Write out the records word for word, with no pictures.
───── RECORDED DATA ─────
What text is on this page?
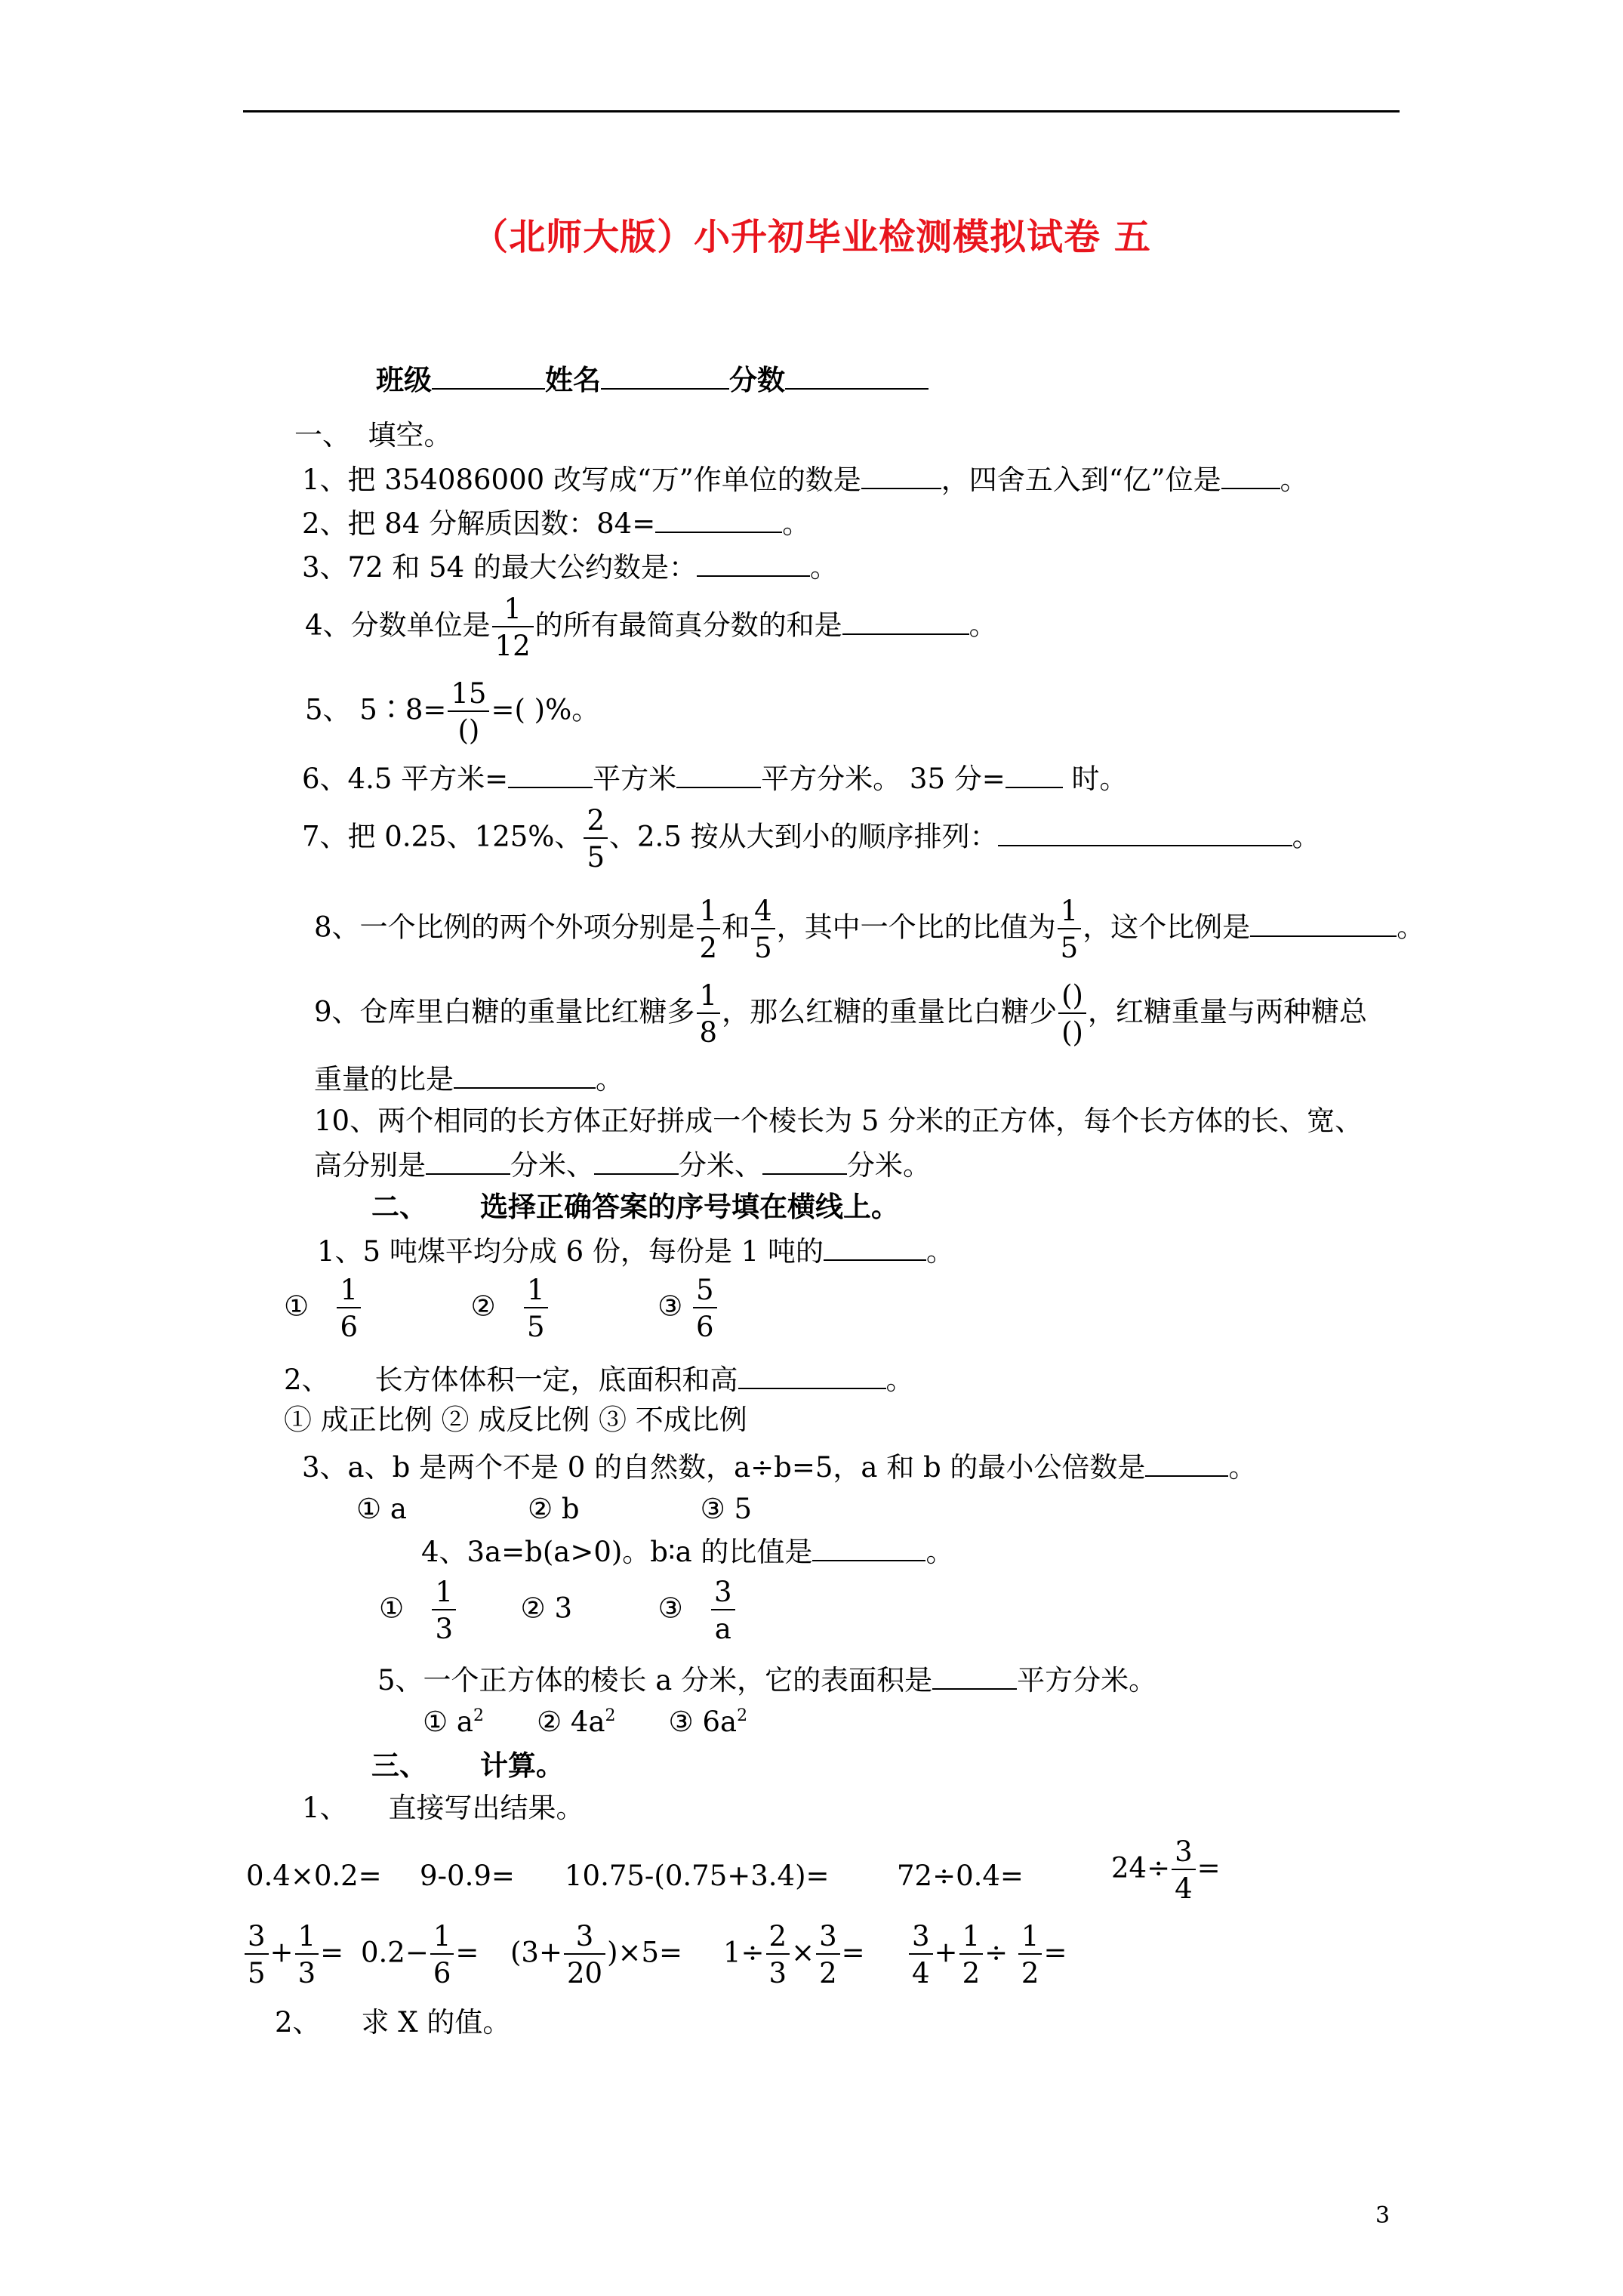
（北师大版）小升初毕业检测模拟试卷 五
班级	姓名	分数
一、 填空。
1、把 354086000 改写成“万”作单位的数是	，四舍五入到“亿”位是 。
2、把 84 分解质因数：84=	。
3、72 和 54 的最大公约数是：	。
4、分数单位是 $\frac{1}{12}$ 的所有最简真分数的和是	。
5、 5∶8= $\frac{15}{()}$ =( )%。
6、4.5 平方米=	平方米	平方分米。 35 分= 时。
7、把 0.25、125%、 $\frac{2}{5}$ 、2.5 按从大到小的顺序排列：	。
8、一个比例的两个外项分别是 $\frac{1}{2}$ 和 $\frac{4}{5}$ ，其中一个比的比值为 $\frac{1}{5}$ ，这个比例是	。
9、仓库里白糖的重量比红糖多 $\frac{1}{8}$ ，那么红糖的重量比白糖少 $\frac{()}{()}$ ，红糖重量与两种糖总
重量的比是	。
10、两个相同的长方体正好拼成一个棱长为 5 分米的正方体，每个长方体的长、宽、
高分别是	分米、	分米、	分米。
二、 选择正确答案的序号填在横线上。
1、5 吨煤平均分成 6 份，每份是 1 吨的	。
① $\frac{1}{6}$	② $\frac{1}{5}$	③ $\frac{5}{6}$
2、 长方体体积一定，底面积和高	。
① 成正比例 ② 成反比例 ③ 不成比例
3、a、b 是两个不是 0 的自然数，a÷b=5，a 和 b 的最小公倍数是	。
① a	② b	③ 5
4、3a=b(a>0)。b∶a 的比值是	。
① $\frac{1}{3}$ ② 3	③ $\frac{3}{a}$
5、一个正方体的棱长 a 分米，它的表面积是	平方分米。
① $a^2$ ② $4a^2$ ③ $6a^2$
三、 计算。
1、 直接写出结果。
0.4×0.2= 9-0.9= 10.75-(0.75+3.4)= 72÷0.4=	$24\div \frac{3}{4}$ =
$\frac{3}{5} + \frac{1}{3} = 0.2- \frac{1}{6} = (3+ \frac{3}{20} )\times 5= 1\div \frac{2}{3} \times \frac{3}{2} = \frac{3}{4} + \frac{1}{2} \div \frac{1}{2}$ =
2、 求 X 的值。
3
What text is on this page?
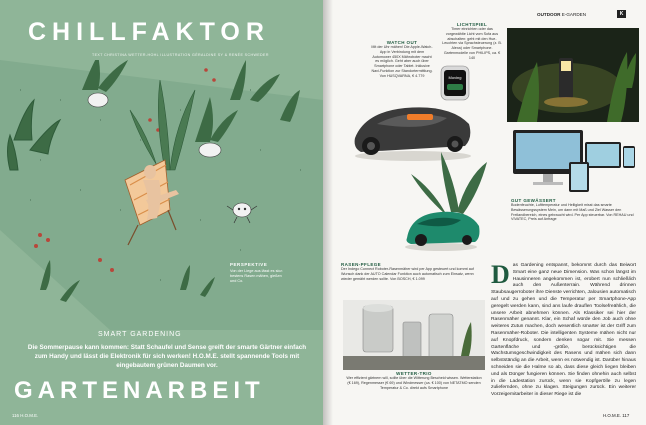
CHILLFAKTOR
TEXT CHRISTINA WETTER-HOHL ILLUSTRATION GÉRALDINE SY & RENÉE SCHWEDER
PERSPEKTIVE
Von der Liege aus lässt es sich bestens Rasen mähen, gießen und Co.
SMART GARDENING
Die Sommerpause kann kommen: Statt Schaufel und Sense greift der smarte Gärtner einfach zum Handy und lässt die Elektronik für sich werken! H.O.M.E. stellt spannende Tools mit eingebautem grünen Daumen vor.
GARTENARBEIT
116 H.O.M.E.
OUTDOOR E-GARDEN	K
WATCH OUT
Mit der Uhr mähen! Die Apple-Watch-App in Verbindung mit dem Automower 450X Mähroboter macht es möglich. Geht aber auch über Smartphone oder Tablet. Inklusive Navi-Funktion zur Standortermittlung. Von HUSQVARNA, € 4.779
LICHTSPIEL
Timer einrichten oder das vorgewählte Licht vom Sofa aus abschalten: geht mit den Hue-Leuchten via Sprachsteuerung (z. B. Alexa) oder Smartphone. Gartenmodelle von PHILIPS, ca. € 140
Moving
GUT GEWÄSSERT
Bodenfeuchte, Lufttemperatur und Helligkeit misst das smarte Bewässerungssystem Mein, um dann mit Maß und Ziel Wasser den Freilandbereich, eines gebraucht wird. Per App steuerbar. Von REHAU und VIVATEC, Preis auf Anfrage
RASEN-PFLEGE
Der Indego Connect Roboter-Rasenmäher wird per App gesteuert und kommt auf Wunsch dank der AUTO Calendar Funktion auch automatisch zum Einsatz, wenn wieder gemäht werden sollte. Von BOSCH, € 1.099
WETTER-TRIO
Wer effizient gärtnern will, sollte über die Witterung Bescheid wissen. Wetterstation (€ 169), Regenmesser (€ 69) und Windmesser (ca. € 100) von NETATMO senden Temperatur & Co. direkt aufs Smartphone
Das Gardening entspannt, bekommt durch das Beiwort Smart eine ganz neue Dimension. Was schon längst im Hausinneren angekommen ist, erobert nun schließlich auch den Außenterrain. Während drinnen Staubsaugerroboter ihre Dienste verrichten, Jalousien automatisch auf und zu gehen und die Temperatur per Smartphone-App geregelt werden kann, sind ans laufe drauflen Toolsefreählich, die unsere Arbeit abnehmen können. Als Klassiker sei hier der Rasenmäher genannt. Klar, ein Schaf würde den Job auch ohne weiteres Zutun machen, doch wesentlich smarter ist der Griff zum Rasenmäher-Roboter. Die intelligenten Systeme mähen nicht nur auf Knopfdruck, sondern denken sogar mit. Sie messen Gartenfläche und -größe, berücksichtigen die Wachstumsgeschwindigkeit des Rasens und mähen sich dann selbstständig an die Arbeit, wenn es notwendig ist. Darüber hinaus schneiden sie die Halme so ab, dass diese gleich liegen bleiben und als Dünger fungieren können. Sie finden ohnehin auch selbst in die Ladestation zurück, wenn sie Kopfgerölle zu legen zuliefernden, ohne zu klagen. Steigungen zurück. Ein weiterer Vorzeigemitarbeiter in dieser Riege ist die
H.O.M.E. 117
─────
== RESULT OF THE TASK ==
What text is on this page?
（北师大版）小升初毕业检测模拟试卷 五
班级	姓名	分数
一、 填空。
1、把 354086000 改写成“万”作单位的数是	，四舍五入到“亿”位是 。
2、把 84 分解质因数：84=	。
3、72 和 54 的最大公约数是：	。
4、分数单位是 $\frac{1}{12}$ 的所有最简真分数的和是	。
5、 5∶8= $\frac{15}{()}$ =( )%。
6、4.5 平方米=	平方米	平方分米。 35 分= 时。
7、把 0.25、125%、 $\frac{2}{5}$ 、2.5 按从大到小的顺序排列：	。
8、一个比例的两个外项分别是 $\frac{1}{2}$ 和 $\frac{4}{5}$ ，其中一个比的比值为 $\frac{1}{5}$ ，这个比例是	。
9、仓库里白糖的重量比红糖多 $\frac{1}{8}$ ，那么红糖的重量比白糖少 $\frac{()}{()}$ ，红糖重量与两种糖总
重量的比是	。
10、两个相同的长方体正好拼成一个棱长为 5 分米的正方体，每个长方体的长、宽、
高分别是	分米、	分米、	分米。
二、 选择正确答案的序号填在横线上。
1、5 吨煤平均分成 6 份，每份是 1 吨的	。
① $\frac{1}{6}$	② $\frac{1}{5}$	③ $\frac{5}{6}$
2、 长方体体积一定，底面积和高	。
① 成正比例 ② 成反比例 ③ 不成比例
3、a、b 是两个不是 0 的自然数，a÷b=5，a 和 b 的最小公倍数是	。
① a	② b	③ 5
4、3a=b(a>0)。b∶a 的比值是	。
① $\frac{1}{3}$ ② 3	③ $\frac{3}{a}$
5、一个正方体的棱长 a 分米，它的表面积是	平方分米。
① $a^2$ ② $4a^2$ ③ $6a^2$
三、 计算。
1、 直接写出结果。
0.4×0.2= 9-0.9= 10.75-(0.75+3.4)= 72÷0.4=	$24\div \frac{3}{4}$ =
$\frac{3}{5} + \frac{1}{3} = 0.2- \frac{1}{6} = (3+ \frac{3}{20} )\times 5= 1\div \frac{2}{3} \times \frac{3}{2} = \frac{3}{4} + \frac{1}{2} \div \frac{1}{2}$ =
2、 求 X 的值。
3
What text is on this page?
CHILLFAKTOR
TEXT CHRISTINA WETTER-HOHL ILLUSTRATION GÉRALDINE SY & RENÉE SCHWEDER
PERSPEKTIVE
Von der Liege aus lässt es sich bestens Rasen mähen, gießen und Co.
SMART GARDENING
Die Sommerpause kann kommen: Statt Schaufel und Sense greift der smarte Gärtner einfach zum Handy und lässt die Elektronik für sich werken! H.O.M.E. stellt spannende Tools mit eingebautem grünen Daumen vor.
GARTENARBEIT
116 H.O.M.E.
OUTDOOR E-GARDEN	K
WATCH OUT
Mit der Uhr mähen! Die Apple-Watch-App in Verbindung mit dem Automower 450X Mähroboter macht es möglich. Geht aber auch über Smartphone oder Tablet. Inklusive Navi-Funktion zur Standortermittlung. Von HUSQVARNA, € 4.779
LICHTSPIEL
Timer einrichten oder das vorgewählte Licht vom Sofa aus abschalten: geht mit den Hue-Leuchten via Sprachsteuerung (z. B. Alexa) oder Smartphone. Gartenmodelle von PHILIPS, ca. € 140
Moving
GUT GEWÄSSERT
Bodenfeuchte, Lufttemperatur und Helligkeit misst das smarte Bewässerungssystem Mein, um dann mit Maß und Ziel Wasser den Freilandbereich, eines gebraucht wird. Per App steuerbar. Von REHAU und VIVATEC, Preis auf Anfrage
RASEN-PFLEGE
Der Indego Connect Roboter-Rasenmäher wird per App gesteuert und kommt auf Wunsch dank der AUTO Calendar Funktion auch automatisch zum Einsatz, wenn wieder gemäht werden sollte. Von BOSCH, € 1.099
WETTER-TRIO
Wer effizient gärtnern will, sollte über die Witterung Bescheid wissen. Wetterstation (€ 169), Regenmesser (€ 69) und Windmesser (ca. € 100) von NETATMO senden Temperatur & Co. direkt aufs Smartphone
Das Gardening entspannt, bekommt durch das Beiwort Smart eine ganz neue Dimension. Was schon längst im Hausinneren angekommen ist, erobert nun schließlich auch den Außenterrain. Während drinnen Staubsaugerroboter ihre Dienste verrichten, Jalousien automatisch auf und zu gehen und die Temperatur per Smartphone-App geregelt werden kann, sind ans laufe drauflen Toolsefreählich, die unsere Arbeit abnehmen können. Als Klassiker sei hier der Rasenmäher genannt. Klar, ein Schaf würde den Job auch ohne weiteres Zutun machen, doch wesentlich smarter ist der Griff zum Rasenmäher-Roboter. Die intelligenten Systeme mähen nicht nur auf Knopfdruck, sondern denken sogar mit. Sie messen Gartenfläche und -größe, berücksichtigen die Wachstumsgeschwindigkeit des Rasens und mähen sich dann selbstständig an die Arbeit, wenn es notwendig ist. Darüber hinaus schneiden sie die Halme so ab, dass diese gleich liegen bleiben und als Dünger fungieren können. Sie finden ohnehin auch selbst in die Ladestation zurück, wenn sie Kopfgerölle zu legen zuliefernden, ohne zu klagen. Steigungen zurück. Ein weiterer Vorzeigemitarbeiter in dieser Riege ist die
H.O.M.E. 117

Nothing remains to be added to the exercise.